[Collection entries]
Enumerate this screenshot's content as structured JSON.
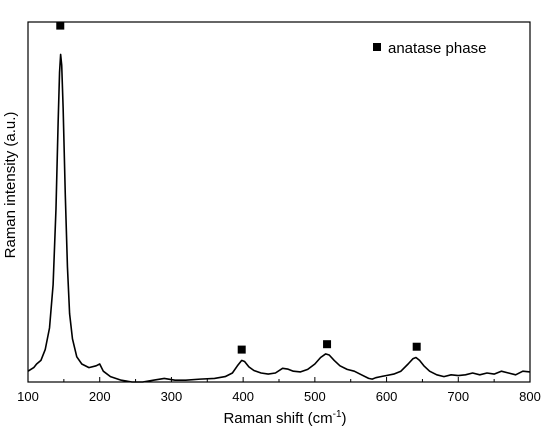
{
  "chart_data": {
    "type": "line",
    "title": "",
    "xlabel": "Raman shift (cm",
    "xlabel_superscript": "-1",
    "xlabel_suffix": ")",
    "ylabel": "Raman intensity (a.u.)",
    "xlim": [
      100,
      800
    ],
    "ylim": [
      0,
      1.0
    ],
    "x_ticks": [
      100,
      200,
      300,
      400,
      500,
      600,
      700,
      800
    ],
    "y_ticks_labeled": false,
    "grid": false,
    "legend": {
      "placement": "top-right",
      "entries": [
        {
          "marker": "filled-square",
          "label": "anatase phase"
        }
      ]
    },
    "series": [
      {
        "color": "#000000",
        "points": [
          [
            100,
            0.03
          ],
          [
            108,
            0.04
          ],
          [
            112,
            0.05
          ],
          [
            118,
            0.06
          ],
          [
            124,
            0.09
          ],
          [
            130,
            0.15
          ],
          [
            135,
            0.27
          ],
          [
            139,
            0.48
          ],
          [
            142,
            0.72
          ],
          [
            144,
            0.86
          ],
          [
            145.5,
            0.91
          ],
          [
            147,
            0.88
          ],
          [
            149,
            0.76
          ],
          [
            152,
            0.52
          ],
          [
            155,
            0.32
          ],
          [
            158,
            0.19
          ],
          [
            162,
            0.12
          ],
          [
            168,
            0.07
          ],
          [
            175,
            0.05
          ],
          [
            185,
            0.04
          ],
          [
            195,
            0.045
          ],
          [
            200,
            0.05
          ],
          [
            205,
            0.03
          ],
          [
            215,
            0.015
          ],
          [
            230,
            0.005
          ],
          [
            245,
            0.0
          ],
          [
            260,
            0.0
          ],
          [
            275,
            0.005
          ],
          [
            290,
            0.01
          ],
          [
            305,
            0.005
          ],
          [
            320,
            0.005
          ],
          [
            340,
            0.008
          ],
          [
            360,
            0.01
          ],
          [
            375,
            0.015
          ],
          [
            385,
            0.025
          ],
          [
            392,
            0.045
          ],
          [
            398,
            0.06
          ],
          [
            402,
            0.057
          ],
          [
            408,
            0.042
          ],
          [
            415,
            0.032
          ],
          [
            425,
            0.025
          ],
          [
            435,
            0.022
          ],
          [
            445,
            0.025
          ],
          [
            455,
            0.038
          ],
          [
            462,
            0.036
          ],
          [
            470,
            0.03
          ],
          [
            480,
            0.028
          ],
          [
            490,
            0.035
          ],
          [
            500,
            0.05
          ],
          [
            508,
            0.068
          ],
          [
            515,
            0.078
          ],
          [
            520,
            0.075
          ],
          [
            527,
            0.06
          ],
          [
            535,
            0.045
          ],
          [
            545,
            0.035
          ],
          [
            555,
            0.03
          ],
          [
            565,
            0.02
          ],
          [
            575,
            0.01
          ],
          [
            580,
            0.008
          ],
          [
            585,
            0.012
          ],
          [
            592,
            0.015
          ],
          [
            600,
            0.018
          ],
          [
            610,
            0.022
          ],
          [
            620,
            0.03
          ],
          [
            630,
            0.05
          ],
          [
            637,
            0.065
          ],
          [
            641,
            0.068
          ],
          [
            646,
            0.06
          ],
          [
            652,
            0.045
          ],
          [
            660,
            0.03
          ],
          [
            670,
            0.02
          ],
          [
            680,
            0.015
          ],
          [
            690,
            0.02
          ],
          [
            700,
            0.018
          ],
          [
            710,
            0.02
          ],
          [
            720,
            0.025
          ],
          [
            730,
            0.02
          ],
          [
            740,
            0.025
          ],
          [
            750,
            0.022
          ],
          [
            760,
            0.03
          ],
          [
            770,
            0.025
          ],
          [
            780,
            0.02
          ],
          [
            790,
            0.03
          ],
          [
            800,
            0.028
          ]
        ]
      }
    ],
    "markers": [
      {
        "x": 145,
        "y": 0.99,
        "label": "anatase phase"
      },
      {
        "x": 398,
        "y": 0.09,
        "label": "anatase phase"
      },
      {
        "x": 517,
        "y": 0.105,
        "label": "anatase phase"
      },
      {
        "x": 642,
        "y": 0.098,
        "label": "anatase phase"
      }
    ]
  }
}
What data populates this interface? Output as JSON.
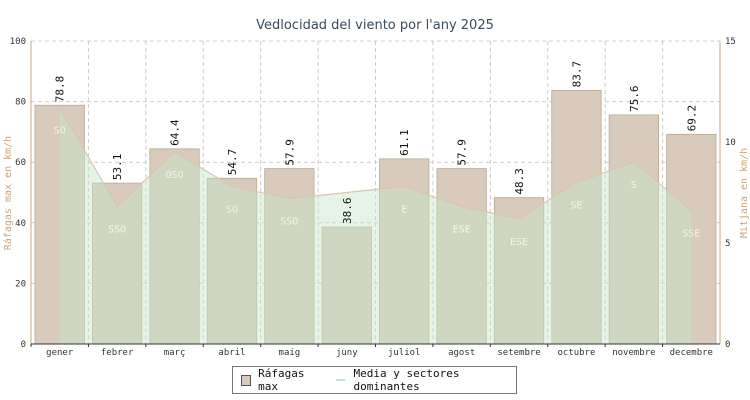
{
  "chart_data": {
    "type": "bar",
    "title": "Vedlocidad del viento por l'any 2025",
    "categories": [
      "gener",
      "febrer",
      "març",
      "abril",
      "maig",
      "juny",
      "juliol",
      "agost",
      "setembre",
      "octubre",
      "novembre",
      "decembre"
    ],
    "ylabel": "Ráfagas max en km/h",
    "y2label": "Mitjana en km/h",
    "ylim": [
      0,
      100
    ],
    "y2lim": [
      0,
      15
    ],
    "yticks": [
      "0",
      "20",
      "40",
      "60",
      "80",
      "100"
    ],
    "y2ticks": [
      "0",
      "5",
      "10",
      "15"
    ],
    "series": [
      {
        "name": "Ráfagas max",
        "type": "bar",
        "color": "#d8cbbb",
        "values": [
          78.8,
          53.1,
          64.4,
          54.7,
          57.9,
          38.6,
          61.1,
          57.9,
          48.3,
          83.7,
          75.6,
          69.2
        ]
      },
      {
        "name": "Media y sectores dominantes",
        "type": "area",
        "axis": "right",
        "color": "#c8e6c9",
        "values": [
          11.7,
          6.8,
          9.5,
          7.8,
          7.2,
          7.5,
          7.8,
          6.8,
          6.2,
          8.0,
          9.0,
          6.6
        ],
        "labels": [
          "SO",
          "SSO",
          "OSO",
          "SO",
          "SSO",
          "",
          "E",
          "ESE",
          "ESE",
          "SE",
          "S",
          "SSE"
        ]
      }
    ],
    "grid": true,
    "legend": "bottom-center"
  }
}
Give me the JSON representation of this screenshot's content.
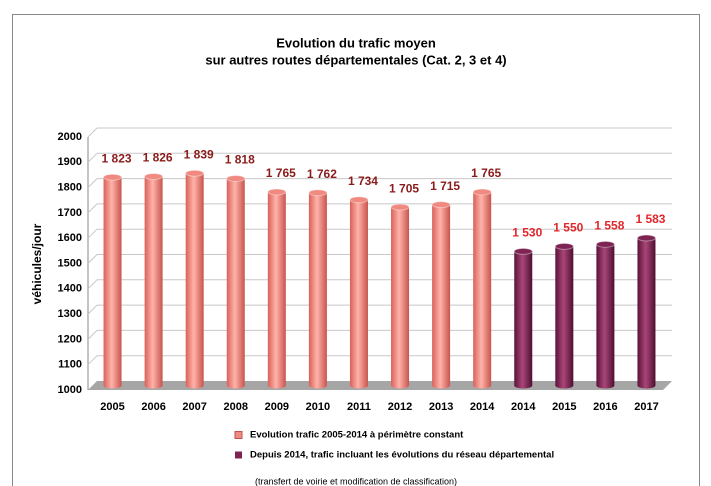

# WRITTEN PROBLEM
Images in the records should not be copied. Repeat all the rest exactly.

# ANSWER TO THIS TASK
Enumerate this screenshot's content as structured JSON.
{
  "chart_data": {
    "type": "line",
    "title": "",
    "xlabel": "Raman shift (cm",
    "xlabel_superscript": "-1",
    "xlabel_suffix": ")",
    "ylabel": "Raman intensity (a.u.)",
    "xlim": [
      100,
      800
    ],
    "ylim": [
      0,
      1.0
    ],
    "x_ticks": [
      100,
      200,
      300,
      400,
      500,
      600,
      700,
      800
    ],
    "y_ticks_labeled": false,
    "grid": false,
    "legend": {
      "placement": "top-right",
      "entries": [
        {
          "marker": "filled-square",
          "label": "anatase phase"
        }
      ]
    },
    "series": [
      {
        "color": "#000000",
        "points": [
          [
            100,
            0.03
          ],
          [
            108,
            0.04
          ],
          [
            112,
            0.05
          ],
          [
            118,
            0.06
          ],
          [
            124,
            0.09
          ],
          [
            130,
            0.15
          ],
          [
            135,
            0.27
          ],
          [
            139,
            0.48
          ],
          [
            142,
            0.72
          ],
          [
            144,
            0.86
          ],
          [
            145.5,
            0.91
          ],
          [
            147,
            0.88
          ],
          [
            149,
            0.76
          ],
          [
            152,
            0.52
          ],
          [
            155,
            0.32
          ],
          [
            158,
            0.19
          ],
          [
            162,
            0.12
          ],
          [
            168,
            0.07
          ],
          [
            175,
            0.05
          ],
          [
            185,
            0.04
          ],
          [
            195,
            0.045
          ],
          [
            200,
            0.05
          ],
          [
            205,
            0.03
          ],
          [
            215,
            0.015
          ],
          [
            230,
            0.005
          ],
          [
            245,
            0.0
          ],
          [
            260,
            0.0
          ],
          [
            275,
            0.005
          ],
          [
            290,
            0.01
          ],
          [
            305,
            0.005
          ],
          [
            320,
            0.005
          ],
          [
            340,
            0.008
          ],
          [
            360,
            0.01
          ],
          [
            375,
            0.015
          ],
          [
            385,
            0.025
          ],
          [
            392,
            0.045
          ],
          [
            398,
            0.06
          ],
          [
            402,
            0.057
          ],
          [
            408,
            0.042
          ],
          [
            415,
            0.032
          ],
          [
            425,
            0.025
          ],
          [
            435,
            0.022
          ],
          [
            445,
            0.025
          ],
          [
            455,
            0.038
          ],
          [
            462,
            0.036
          ],
          [
            470,
            0.03
          ],
          [
            480,
            0.028
          ],
          [
            490,
            0.035
          ],
          [
            500,
            0.05
          ],
          [
            508,
            0.068
          ],
          [
            515,
            0.078
          ],
          [
            520,
            0.075
          ],
          [
            527,
            0.06
          ],
          [
            535,
            0.045
          ],
          [
            545,
            0.035
          ],
          [
            555,
            0.03
          ],
          [
            565,
            0.02
          ],
          [
            575,
            0.01
          ],
          [
            580,
            0.008
          ],
          [
            585,
            0.012
          ],
          [
            592,
            0.015
          ],
          [
            600,
            0.018
          ],
          [
            610,
            0.022
          ],
          [
            620,
            0.03
          ],
          [
            630,
            0.05
          ],
          [
            637,
            0.065
          ],
          [
            641,
            0.068
          ],
          [
            646,
            0.06
          ],
          [
            652,
            0.045
          ],
          [
            660,
            0.03
          ],
          [
            670,
            0.02
          ],
          [
            680,
            0.015
          ],
          [
            690,
            0.02
          ],
          [
            700,
            0.018
          ],
          [
            710,
            0.02
          ],
          [
            720,
            0.025
          ],
          [
            730,
            0.02
          ],
          [
            740,
            0.025
          ],
          [
            750,
            0.022
          ],
          [
            760,
            0.03
          ],
          [
            770,
            0.025
          ],
          [
            780,
            0.02
          ],
          [
            790,
            0.03
          ],
          [
            800,
            0.028
          ]
        ]
      }
    ],
    "markers": [
      {
        "x": 145,
        "y": 0.99,
        "label": "anatase phase"
      },
      {
        "x": 398,
        "y": 0.09,
        "label": "anatase phase"
      },
      {
        "x": 517,
        "y": 0.105,
        "label": "anatase phase"
      },
      {
        "x": 642,
        "y": 0.098,
        "label": "anatase phase"
      }
    ]
  }
}
What data populates this interface? Output as JSON.
{
  "chart_data": {
    "type": "bar",
    "title": "Vedlocidad del viento por l'any 2025",
    "categories": [
      "gener",
      "febrer",
      "març",
      "abril",
      "maig",
      "juny",
      "juliol",
      "agost",
      "setembre",
      "octubre",
      "novembre",
      "decembre"
    ],
    "ylabel": "Ráfagas max en km/h",
    "y2label": "Mitjana en km/h",
    "ylim": [
      0,
      100
    ],
    "y2lim": [
      0,
      15
    ],
    "yticks": [
      "0",
      "20",
      "40",
      "60",
      "80",
      "100"
    ],
    "y2ticks": [
      "0",
      "5",
      "10",
      "15"
    ],
    "series": [
      {
        "name": "Ráfagas max",
        "type": "bar",
        "color": "#d8cbbb",
        "values": [
          78.8,
          53.1,
          64.4,
          54.7,
          57.9,
          38.6,
          61.1,
          57.9,
          48.3,
          83.7,
          75.6,
          69.2
        ]
      },
      {
        "name": "Media y sectores dominantes",
        "type": "area",
        "axis": "right",
        "color": "#c8e6c9",
        "values": [
          11.7,
          6.8,
          9.5,
          7.8,
          7.2,
          7.5,
          7.8,
          6.8,
          6.2,
          8.0,
          9.0,
          6.6
        ],
        "labels": [
          "SO",
          "SSO",
          "OSO",
          "SO",
          "SSO",
          "",
          "E",
          "ESE",
          "ESE",
          "SE",
          "S",
          "SSE"
        ]
      }
    ],
    "grid": true,
    "legend": "bottom-center"
  }
}
Give me the JSON representation of this screenshot's content.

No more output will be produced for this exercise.